WHAT TO WORK ON: Return each line holding the string "VTEC".

"""

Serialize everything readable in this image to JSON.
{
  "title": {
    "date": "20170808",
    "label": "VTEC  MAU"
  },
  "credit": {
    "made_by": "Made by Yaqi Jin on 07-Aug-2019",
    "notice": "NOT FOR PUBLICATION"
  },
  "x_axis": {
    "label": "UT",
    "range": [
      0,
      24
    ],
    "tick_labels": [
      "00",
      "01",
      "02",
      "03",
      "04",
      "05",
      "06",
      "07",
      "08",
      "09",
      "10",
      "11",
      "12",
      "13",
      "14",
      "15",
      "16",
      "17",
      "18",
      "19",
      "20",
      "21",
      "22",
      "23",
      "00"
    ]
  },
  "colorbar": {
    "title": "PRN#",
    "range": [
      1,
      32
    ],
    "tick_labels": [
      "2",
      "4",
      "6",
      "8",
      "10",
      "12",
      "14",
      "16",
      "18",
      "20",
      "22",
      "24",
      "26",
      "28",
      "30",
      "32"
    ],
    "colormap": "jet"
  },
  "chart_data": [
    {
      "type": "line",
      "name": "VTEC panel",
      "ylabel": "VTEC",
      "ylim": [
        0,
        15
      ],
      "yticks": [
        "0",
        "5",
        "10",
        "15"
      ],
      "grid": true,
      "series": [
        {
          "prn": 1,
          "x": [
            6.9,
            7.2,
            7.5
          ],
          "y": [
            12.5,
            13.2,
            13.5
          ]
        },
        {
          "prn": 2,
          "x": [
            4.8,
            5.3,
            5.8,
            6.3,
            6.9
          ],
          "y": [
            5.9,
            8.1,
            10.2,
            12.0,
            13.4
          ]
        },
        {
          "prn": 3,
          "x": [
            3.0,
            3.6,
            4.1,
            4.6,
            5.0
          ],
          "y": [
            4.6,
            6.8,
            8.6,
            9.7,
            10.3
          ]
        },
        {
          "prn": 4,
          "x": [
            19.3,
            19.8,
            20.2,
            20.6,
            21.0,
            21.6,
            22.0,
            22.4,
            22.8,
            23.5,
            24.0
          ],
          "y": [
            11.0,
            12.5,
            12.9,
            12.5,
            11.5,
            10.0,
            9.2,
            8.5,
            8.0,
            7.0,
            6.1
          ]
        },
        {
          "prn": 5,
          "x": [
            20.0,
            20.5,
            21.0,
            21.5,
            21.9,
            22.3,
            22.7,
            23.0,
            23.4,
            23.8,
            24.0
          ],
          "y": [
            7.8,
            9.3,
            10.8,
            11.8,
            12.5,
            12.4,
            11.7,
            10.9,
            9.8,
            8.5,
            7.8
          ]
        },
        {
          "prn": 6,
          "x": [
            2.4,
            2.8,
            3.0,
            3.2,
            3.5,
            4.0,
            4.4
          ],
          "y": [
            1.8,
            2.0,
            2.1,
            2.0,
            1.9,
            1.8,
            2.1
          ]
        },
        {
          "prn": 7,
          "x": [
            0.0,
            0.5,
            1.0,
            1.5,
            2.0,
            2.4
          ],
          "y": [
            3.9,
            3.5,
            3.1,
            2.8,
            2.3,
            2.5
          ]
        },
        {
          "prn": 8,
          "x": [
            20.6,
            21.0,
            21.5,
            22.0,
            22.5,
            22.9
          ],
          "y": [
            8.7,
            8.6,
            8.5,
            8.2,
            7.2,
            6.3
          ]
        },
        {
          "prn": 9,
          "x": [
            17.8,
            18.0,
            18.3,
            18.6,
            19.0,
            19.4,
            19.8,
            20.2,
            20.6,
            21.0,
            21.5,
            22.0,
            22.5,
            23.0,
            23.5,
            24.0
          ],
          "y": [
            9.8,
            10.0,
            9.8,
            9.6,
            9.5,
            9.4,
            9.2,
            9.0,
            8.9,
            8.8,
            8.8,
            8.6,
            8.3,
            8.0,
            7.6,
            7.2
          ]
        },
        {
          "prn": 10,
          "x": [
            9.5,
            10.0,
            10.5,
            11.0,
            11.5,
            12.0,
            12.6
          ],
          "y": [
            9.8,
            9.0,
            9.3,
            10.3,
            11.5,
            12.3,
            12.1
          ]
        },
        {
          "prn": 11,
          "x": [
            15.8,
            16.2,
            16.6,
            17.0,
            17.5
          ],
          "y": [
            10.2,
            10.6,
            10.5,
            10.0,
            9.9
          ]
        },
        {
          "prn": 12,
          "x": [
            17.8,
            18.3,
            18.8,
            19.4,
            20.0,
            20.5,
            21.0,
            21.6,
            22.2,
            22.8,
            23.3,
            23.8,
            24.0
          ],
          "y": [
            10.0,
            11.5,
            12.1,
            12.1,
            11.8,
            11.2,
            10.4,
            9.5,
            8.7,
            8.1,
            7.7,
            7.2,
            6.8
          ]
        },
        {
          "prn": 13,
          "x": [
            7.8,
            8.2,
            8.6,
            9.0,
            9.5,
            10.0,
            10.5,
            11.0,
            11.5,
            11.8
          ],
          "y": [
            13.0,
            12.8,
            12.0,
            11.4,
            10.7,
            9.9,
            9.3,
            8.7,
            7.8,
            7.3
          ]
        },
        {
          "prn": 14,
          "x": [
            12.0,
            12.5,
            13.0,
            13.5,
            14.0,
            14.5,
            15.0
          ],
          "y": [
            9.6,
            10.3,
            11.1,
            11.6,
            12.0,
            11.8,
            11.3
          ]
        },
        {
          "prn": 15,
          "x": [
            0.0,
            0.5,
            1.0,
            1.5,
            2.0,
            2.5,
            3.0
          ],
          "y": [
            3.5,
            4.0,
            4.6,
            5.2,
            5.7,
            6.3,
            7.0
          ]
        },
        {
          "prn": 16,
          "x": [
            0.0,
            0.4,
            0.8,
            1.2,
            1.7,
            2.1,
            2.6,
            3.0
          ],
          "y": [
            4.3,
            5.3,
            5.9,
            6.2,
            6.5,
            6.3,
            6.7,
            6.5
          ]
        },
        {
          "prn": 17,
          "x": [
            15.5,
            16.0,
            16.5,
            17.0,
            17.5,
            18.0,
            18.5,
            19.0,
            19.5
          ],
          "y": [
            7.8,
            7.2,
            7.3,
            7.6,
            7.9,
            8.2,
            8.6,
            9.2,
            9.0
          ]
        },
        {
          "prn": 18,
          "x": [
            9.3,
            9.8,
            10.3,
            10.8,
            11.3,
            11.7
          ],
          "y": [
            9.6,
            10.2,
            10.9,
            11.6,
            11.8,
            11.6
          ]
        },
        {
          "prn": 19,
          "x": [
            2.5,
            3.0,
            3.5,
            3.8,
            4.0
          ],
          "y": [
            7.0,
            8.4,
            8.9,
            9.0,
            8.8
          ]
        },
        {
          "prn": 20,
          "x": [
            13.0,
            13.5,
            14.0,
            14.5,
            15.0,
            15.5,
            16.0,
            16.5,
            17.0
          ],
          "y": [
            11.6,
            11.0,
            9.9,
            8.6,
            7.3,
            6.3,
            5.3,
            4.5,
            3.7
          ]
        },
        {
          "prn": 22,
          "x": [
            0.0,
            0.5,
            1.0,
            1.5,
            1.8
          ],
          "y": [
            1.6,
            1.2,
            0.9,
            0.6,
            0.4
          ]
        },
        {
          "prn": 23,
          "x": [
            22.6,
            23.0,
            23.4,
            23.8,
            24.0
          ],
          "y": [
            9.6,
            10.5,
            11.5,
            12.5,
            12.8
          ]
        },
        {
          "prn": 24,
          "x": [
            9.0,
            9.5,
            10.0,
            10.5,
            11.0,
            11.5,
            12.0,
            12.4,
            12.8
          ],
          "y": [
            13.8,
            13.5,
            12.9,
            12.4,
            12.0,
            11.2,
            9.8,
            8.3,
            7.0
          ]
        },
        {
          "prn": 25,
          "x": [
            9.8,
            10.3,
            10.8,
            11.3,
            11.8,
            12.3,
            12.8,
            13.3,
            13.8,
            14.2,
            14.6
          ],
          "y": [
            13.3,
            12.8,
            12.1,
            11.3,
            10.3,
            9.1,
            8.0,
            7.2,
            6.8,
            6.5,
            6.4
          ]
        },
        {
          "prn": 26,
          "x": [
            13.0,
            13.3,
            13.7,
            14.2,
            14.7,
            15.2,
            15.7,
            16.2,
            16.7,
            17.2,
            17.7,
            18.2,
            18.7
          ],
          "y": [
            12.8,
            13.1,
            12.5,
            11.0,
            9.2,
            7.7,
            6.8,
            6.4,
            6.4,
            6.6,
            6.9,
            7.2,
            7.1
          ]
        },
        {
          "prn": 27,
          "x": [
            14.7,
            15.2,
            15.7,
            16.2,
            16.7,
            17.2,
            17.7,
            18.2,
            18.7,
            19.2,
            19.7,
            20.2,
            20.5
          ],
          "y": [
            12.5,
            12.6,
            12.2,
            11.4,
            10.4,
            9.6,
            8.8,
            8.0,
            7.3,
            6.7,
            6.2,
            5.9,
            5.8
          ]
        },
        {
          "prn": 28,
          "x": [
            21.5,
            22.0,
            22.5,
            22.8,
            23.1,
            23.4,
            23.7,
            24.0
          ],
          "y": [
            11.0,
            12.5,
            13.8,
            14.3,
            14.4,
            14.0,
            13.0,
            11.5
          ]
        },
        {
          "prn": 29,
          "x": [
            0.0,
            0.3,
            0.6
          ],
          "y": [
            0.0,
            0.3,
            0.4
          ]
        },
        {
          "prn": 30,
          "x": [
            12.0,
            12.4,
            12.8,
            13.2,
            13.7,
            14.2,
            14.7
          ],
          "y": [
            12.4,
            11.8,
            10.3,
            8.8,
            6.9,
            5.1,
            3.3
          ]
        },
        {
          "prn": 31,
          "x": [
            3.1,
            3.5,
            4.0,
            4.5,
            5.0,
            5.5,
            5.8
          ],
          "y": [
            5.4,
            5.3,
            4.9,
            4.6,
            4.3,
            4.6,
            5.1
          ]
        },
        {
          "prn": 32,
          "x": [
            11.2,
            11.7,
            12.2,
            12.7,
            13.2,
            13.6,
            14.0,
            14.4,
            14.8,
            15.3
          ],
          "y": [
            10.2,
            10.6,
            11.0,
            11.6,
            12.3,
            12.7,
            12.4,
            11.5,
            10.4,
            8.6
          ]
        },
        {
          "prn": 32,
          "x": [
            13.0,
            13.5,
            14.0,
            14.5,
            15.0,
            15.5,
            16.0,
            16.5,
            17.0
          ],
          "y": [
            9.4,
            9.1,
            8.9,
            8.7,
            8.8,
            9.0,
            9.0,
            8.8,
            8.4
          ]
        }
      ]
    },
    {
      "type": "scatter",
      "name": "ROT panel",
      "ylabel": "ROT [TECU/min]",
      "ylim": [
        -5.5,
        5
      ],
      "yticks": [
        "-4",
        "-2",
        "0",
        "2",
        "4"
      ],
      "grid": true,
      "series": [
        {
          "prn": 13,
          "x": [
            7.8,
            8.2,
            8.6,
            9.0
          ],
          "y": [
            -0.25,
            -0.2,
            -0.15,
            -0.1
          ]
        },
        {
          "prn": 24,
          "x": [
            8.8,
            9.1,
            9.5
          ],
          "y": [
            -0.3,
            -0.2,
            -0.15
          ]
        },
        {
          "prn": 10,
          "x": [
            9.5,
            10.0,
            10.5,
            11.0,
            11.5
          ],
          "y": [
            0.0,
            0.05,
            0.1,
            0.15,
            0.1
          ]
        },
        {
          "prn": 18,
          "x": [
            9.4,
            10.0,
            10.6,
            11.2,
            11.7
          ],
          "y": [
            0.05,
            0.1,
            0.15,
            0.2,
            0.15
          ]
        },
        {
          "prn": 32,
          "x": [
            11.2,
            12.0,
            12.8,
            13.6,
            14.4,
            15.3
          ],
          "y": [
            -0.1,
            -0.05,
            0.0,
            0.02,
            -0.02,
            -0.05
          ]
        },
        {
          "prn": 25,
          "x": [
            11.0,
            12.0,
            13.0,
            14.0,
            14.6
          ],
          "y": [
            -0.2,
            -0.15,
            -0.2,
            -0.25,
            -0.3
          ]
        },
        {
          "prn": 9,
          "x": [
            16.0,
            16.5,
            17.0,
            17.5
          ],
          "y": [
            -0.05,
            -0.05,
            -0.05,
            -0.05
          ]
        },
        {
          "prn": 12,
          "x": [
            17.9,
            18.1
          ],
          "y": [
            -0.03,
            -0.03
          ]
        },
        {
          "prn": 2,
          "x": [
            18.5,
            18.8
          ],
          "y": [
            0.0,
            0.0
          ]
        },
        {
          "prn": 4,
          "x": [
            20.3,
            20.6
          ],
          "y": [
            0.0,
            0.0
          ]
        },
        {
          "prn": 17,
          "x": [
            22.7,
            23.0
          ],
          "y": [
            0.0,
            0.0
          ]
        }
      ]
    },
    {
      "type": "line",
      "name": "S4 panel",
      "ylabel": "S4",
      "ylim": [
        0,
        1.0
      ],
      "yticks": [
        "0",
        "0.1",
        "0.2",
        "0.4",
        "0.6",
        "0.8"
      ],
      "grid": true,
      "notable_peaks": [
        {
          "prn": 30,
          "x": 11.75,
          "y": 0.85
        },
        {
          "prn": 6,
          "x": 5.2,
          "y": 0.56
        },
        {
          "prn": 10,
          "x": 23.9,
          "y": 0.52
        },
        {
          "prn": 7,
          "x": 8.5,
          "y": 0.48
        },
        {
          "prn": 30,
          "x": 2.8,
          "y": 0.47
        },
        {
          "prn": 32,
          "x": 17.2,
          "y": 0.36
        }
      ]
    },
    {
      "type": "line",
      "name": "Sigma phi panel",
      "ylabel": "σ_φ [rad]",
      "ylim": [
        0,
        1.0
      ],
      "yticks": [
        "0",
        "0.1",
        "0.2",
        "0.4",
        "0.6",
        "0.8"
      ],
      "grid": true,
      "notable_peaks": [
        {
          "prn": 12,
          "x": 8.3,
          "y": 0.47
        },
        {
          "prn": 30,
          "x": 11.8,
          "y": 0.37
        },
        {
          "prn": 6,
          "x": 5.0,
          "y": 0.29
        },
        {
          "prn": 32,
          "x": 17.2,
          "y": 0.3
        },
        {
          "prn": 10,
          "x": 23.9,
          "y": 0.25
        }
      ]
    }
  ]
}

"""

PROBLEM SOLUTION:
    "label": "VTEC  MAU"
      "name": "VTEC panel",
      "ylabel": "VTEC",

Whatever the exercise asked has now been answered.